Brief:
Without skipping anything, write out each record below exactly.

··········

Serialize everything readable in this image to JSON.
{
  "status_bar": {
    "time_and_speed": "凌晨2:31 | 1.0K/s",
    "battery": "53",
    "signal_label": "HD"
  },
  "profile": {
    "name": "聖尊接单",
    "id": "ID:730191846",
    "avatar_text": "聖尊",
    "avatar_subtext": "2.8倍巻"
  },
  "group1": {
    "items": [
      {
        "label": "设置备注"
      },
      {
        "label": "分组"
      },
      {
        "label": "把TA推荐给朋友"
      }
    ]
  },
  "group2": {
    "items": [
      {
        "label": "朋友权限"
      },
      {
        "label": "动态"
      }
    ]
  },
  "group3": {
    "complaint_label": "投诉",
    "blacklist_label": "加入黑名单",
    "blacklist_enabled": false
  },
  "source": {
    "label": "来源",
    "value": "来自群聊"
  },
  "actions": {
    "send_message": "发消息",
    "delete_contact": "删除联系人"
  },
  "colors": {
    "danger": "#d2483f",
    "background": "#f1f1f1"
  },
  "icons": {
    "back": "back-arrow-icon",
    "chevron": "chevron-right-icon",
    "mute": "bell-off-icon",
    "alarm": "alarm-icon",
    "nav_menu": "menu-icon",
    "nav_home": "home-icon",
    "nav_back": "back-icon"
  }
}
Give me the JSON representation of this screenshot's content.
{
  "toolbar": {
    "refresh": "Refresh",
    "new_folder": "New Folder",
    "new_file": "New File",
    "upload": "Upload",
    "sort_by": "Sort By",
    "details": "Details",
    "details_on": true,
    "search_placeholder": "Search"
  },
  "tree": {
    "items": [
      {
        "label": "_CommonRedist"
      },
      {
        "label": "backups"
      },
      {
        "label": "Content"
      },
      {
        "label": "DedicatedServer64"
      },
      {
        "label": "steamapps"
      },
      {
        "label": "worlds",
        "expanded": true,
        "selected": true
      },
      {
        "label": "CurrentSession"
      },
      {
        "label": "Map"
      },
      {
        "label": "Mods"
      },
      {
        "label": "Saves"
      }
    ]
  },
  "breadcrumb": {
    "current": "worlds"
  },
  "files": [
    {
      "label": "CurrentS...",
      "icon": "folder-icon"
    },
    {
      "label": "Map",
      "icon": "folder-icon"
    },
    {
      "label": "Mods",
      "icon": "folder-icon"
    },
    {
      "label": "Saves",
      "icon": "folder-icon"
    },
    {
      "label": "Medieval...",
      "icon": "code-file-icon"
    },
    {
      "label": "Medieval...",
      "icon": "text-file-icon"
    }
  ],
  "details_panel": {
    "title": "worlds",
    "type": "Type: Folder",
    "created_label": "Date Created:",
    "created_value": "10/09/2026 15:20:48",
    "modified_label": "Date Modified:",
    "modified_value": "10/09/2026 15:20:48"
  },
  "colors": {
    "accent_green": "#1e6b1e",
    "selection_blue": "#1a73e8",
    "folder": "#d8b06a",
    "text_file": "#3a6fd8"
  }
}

··········

Written reply:
Serialize everything readable in this image to JSON.
{
  "status_bar": {
    "time_and_speed": "凌晨2:31 | 1.0K/s",
    "battery": "53",
    "signal_label": "HD"
  },
  "profile": {
    "name": "聖尊接单",
    "id": "ID:730191846",
    "avatar_text": "聖尊",
    "avatar_subtext": "2.8倍巻"
  },
  "group1": {
    "items": [
      {
        "label": "设置备注"
      },
      {
        "label": "分组"
      },
      {
        "label": "把TA推荐给朋友"
      }
    ]
  },
  "group2": {
    "items": [
      {
        "label": "朋友权限"
      },
      {
        "label": "动态"
      }
    ]
  },
  "group3": {
    "complaint_label": "投诉",
    "blacklist_label": "加入黑名单",
    "blacklist_enabled": false
  },
  "source": {
    "label": "来源",
    "value": "来自群聊"
  },
  "actions": {
    "send_message": "发消息",
    "delete_contact": "删除联系人"
  },
  "colors": {
    "danger": "#d2483f",
    "background": "#f1f1f1"
  },
  "icons": {
    "back": "back-arrow-icon",
    "chevron": "chevron-right-icon",
    "mute": "bell-off-icon",
    "alarm": "alarm-icon",
    "nav_menu": "menu-icon",
    "nav_home": "home-icon",
    "nav_back": "back-icon"
  }
}
Give me the JSON representation of this screenshot's content.
{
  "toolbar": {
    "refresh": "Refresh",
    "new_folder": "New Folder",
    "new_file": "New File",
    "upload": "Upload",
    "sort_by": "Sort By",
    "details": "Details",
    "details_on": true,
    "search_placeholder": "Search"
  },
  "tree": {
    "items": [
      {
        "label": "_CommonRedist"
      },
      {
        "label": "backups"
      },
      {
        "label": "Content"
      },
      {
        "label": "DedicatedServer64"
      },
      {
        "label": "steamapps"
      },
      {
        "label": "worlds",
        "expanded": true,
        "selected": true
      },
      {
        "label": "CurrentSession"
      },
      {
        "label": "Map"
      },
      {
        "label": "Mods"
      },
      {
        "label": "Saves"
      }
    ]
  },
  "breadcrumb": {
    "current": "worlds"
  },
  "files": [
    {
      "label": "CurrentS...",
      "icon": "folder-icon"
    },
    {
      "label": "Map",
      "icon": "folder-icon"
    },
    {
      "label": "Mods",
      "icon": "folder-icon"
    },
    {
      "label": "Saves",
      "icon": "folder-icon"
    },
    {
      "label": "Medieval...",
      "icon": "code-file-icon"
    },
    {
      "label": "Medieval...",
      "icon": "text-file-icon"
    }
  ],
  "details_panel": {
    "title": "worlds",
    "type": "Type: Folder",
    "created_label": "Date Created:",
    "created_value": "10/09/2026 15:20:48",
    "modified_label": "Date Modified:",
    "modified_value": "10/09/2026 15:20:48"
  },
  "colors": {
    "accent_green": "#1e6b1e",
    "selection_blue": "#1a73e8",
    "folder": "#d8b06a",
    "text_file": "#3a6fd8"
  }
}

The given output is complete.